TASK GOAL: Go through the records and extract every line with the word "وقوعه".
### DATA TO USE
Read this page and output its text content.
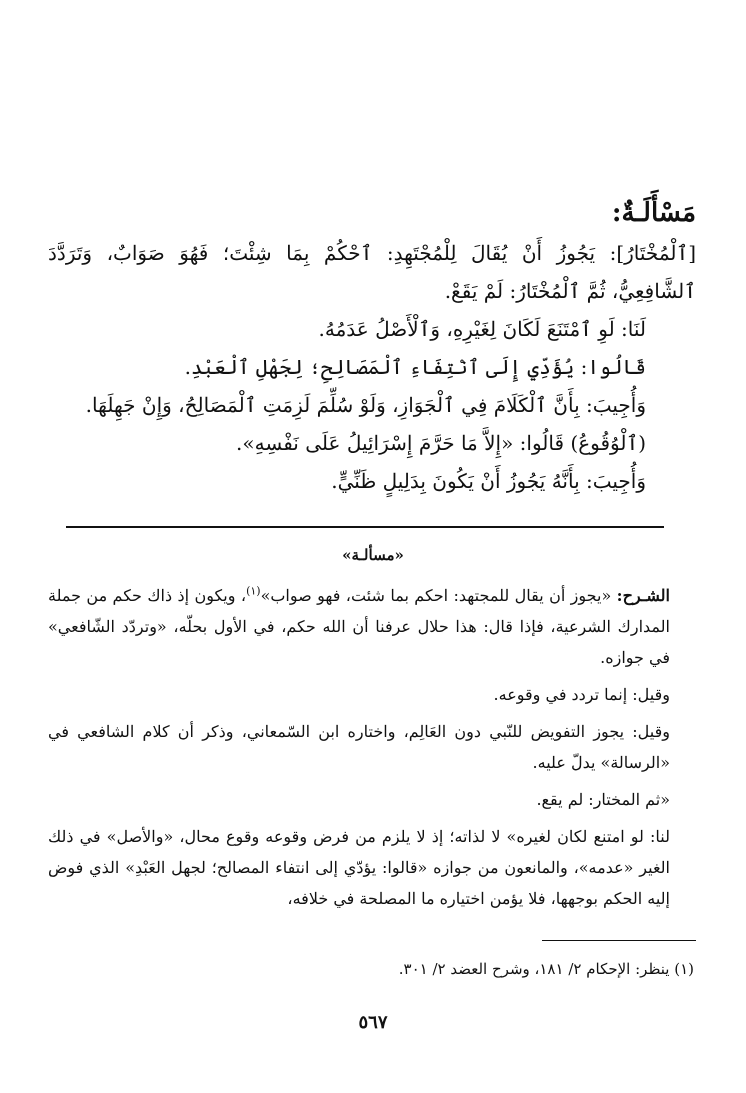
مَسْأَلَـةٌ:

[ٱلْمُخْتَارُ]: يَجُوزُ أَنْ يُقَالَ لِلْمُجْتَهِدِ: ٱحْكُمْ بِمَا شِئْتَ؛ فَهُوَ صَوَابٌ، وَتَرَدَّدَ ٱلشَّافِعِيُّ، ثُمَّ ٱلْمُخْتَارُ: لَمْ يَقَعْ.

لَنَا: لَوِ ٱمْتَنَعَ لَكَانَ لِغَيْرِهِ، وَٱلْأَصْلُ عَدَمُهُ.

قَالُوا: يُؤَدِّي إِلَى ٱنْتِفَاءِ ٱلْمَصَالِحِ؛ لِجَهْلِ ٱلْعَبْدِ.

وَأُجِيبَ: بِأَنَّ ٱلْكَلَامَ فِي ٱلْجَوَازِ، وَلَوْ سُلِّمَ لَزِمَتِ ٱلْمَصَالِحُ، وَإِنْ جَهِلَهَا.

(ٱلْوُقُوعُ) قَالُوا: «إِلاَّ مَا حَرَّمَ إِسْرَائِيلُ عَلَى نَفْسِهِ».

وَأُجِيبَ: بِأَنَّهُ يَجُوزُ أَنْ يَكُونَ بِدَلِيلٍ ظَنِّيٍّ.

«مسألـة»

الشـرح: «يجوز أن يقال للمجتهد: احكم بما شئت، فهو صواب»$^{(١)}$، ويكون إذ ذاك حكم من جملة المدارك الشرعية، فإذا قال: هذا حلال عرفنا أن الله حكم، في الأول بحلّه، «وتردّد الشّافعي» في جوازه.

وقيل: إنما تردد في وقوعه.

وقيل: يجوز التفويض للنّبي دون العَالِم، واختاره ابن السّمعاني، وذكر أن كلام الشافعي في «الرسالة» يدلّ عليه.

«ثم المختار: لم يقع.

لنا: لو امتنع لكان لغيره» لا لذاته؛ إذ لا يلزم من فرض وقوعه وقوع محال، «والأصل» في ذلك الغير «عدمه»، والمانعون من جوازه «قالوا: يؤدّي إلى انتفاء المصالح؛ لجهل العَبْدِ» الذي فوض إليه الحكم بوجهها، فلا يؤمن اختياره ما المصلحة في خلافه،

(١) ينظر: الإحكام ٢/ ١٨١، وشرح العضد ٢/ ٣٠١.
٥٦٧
######
RESPONSE:
وقيل: إنما تردد في وقوعه.
لنا: لو امتنع لكان لغيره» لا لذاته؛ إذ لا يلزم من فرض وقوعه وقوع محال، «والأصل» في ذلك الغير «عدمه»، والمانعون من جوازه «قالوا: يؤدّي إلى انتفاء المصالح؛ لجهل العَبْدِ» الذي فوض إليه الحكم بوجهها، فلا يؤمن اختياره ما المصلحة في خلافه،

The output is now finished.